### SUPPLIED MATERIAL
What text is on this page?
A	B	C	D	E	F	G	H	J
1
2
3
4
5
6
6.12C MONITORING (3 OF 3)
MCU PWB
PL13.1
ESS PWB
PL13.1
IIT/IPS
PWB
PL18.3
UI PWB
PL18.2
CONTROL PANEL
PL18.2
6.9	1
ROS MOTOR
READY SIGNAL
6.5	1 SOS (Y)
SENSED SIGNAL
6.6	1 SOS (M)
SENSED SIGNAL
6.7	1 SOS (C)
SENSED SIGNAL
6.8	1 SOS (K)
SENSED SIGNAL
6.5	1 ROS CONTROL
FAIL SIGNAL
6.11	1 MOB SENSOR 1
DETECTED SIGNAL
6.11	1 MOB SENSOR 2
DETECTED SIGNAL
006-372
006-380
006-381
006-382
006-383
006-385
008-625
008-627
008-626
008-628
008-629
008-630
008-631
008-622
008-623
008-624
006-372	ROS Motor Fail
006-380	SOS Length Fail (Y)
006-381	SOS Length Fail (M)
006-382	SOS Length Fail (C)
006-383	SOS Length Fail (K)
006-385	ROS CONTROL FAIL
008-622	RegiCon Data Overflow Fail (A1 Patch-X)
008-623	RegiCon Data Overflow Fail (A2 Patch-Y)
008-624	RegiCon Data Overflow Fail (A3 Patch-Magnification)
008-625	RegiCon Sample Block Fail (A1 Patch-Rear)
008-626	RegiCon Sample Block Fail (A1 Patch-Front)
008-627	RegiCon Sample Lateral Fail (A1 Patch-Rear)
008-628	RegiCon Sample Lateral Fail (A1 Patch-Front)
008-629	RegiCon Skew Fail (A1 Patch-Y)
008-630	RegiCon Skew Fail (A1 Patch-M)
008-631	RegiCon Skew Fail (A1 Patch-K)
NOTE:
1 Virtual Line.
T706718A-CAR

### DIRECTIONS
Each line must be given again exactly as written above.

### COMPLETE OUTPUT
What text is on this page?
A	B	C	D	E	F	G	H	J
1
2
3
4
5
6
6.12C MONITORING (3 OF 3)
MCU PWB
PL13.1
ESS PWB
PL13.1
IIT/IPS
PWB
PL18.3
UI PWB
PL18.2
CONTROL PANEL
PL18.2
6.9	1
ROS MOTOR
READY SIGNAL
6.5	1 SOS (Y)
SENSED SIGNAL
6.6	1 SOS (M)
SENSED SIGNAL
6.7	1 SOS (C)
SENSED SIGNAL
6.8	1 SOS (K)
SENSED SIGNAL
6.5	1 ROS CONTROL
FAIL SIGNAL
6.11	1 MOB SENSOR 1
DETECTED SIGNAL
6.11	1 MOB SENSOR 2
DETECTED SIGNAL
006-372
006-380
006-381
006-382
006-383
006-385
008-625
008-627
008-626
008-628
008-629
008-630
008-631
008-622
008-623
008-624
006-372	ROS Motor Fail
006-380	SOS Length Fail (Y)
006-381	SOS Length Fail (M)
006-382	SOS Length Fail (C)
006-383	SOS Length Fail (K)
006-385	ROS CONTROL FAIL
008-622	RegiCon Data Overflow Fail (A1 Patch-X)
008-623	RegiCon Data Overflow Fail (A2 Patch-Y)
008-624	RegiCon Data Overflow Fail (A3 Patch-Magnification)
008-625	RegiCon Sample Block Fail (A1 Patch-Rear)
008-626	RegiCon Sample Block Fail (A1 Patch-Front)
008-627	RegiCon Sample Lateral Fail (A1 Patch-Rear)
008-628	RegiCon Sample Lateral Fail (A1 Patch-Front)
008-629	RegiCon Skew Fail (A1 Patch-Y)
008-630	RegiCon Skew Fail (A1 Patch-M)
008-631	RegiCon Skew Fail (A1 Patch-K)
NOTE:
1 Virtual Line.
T706718A-CAR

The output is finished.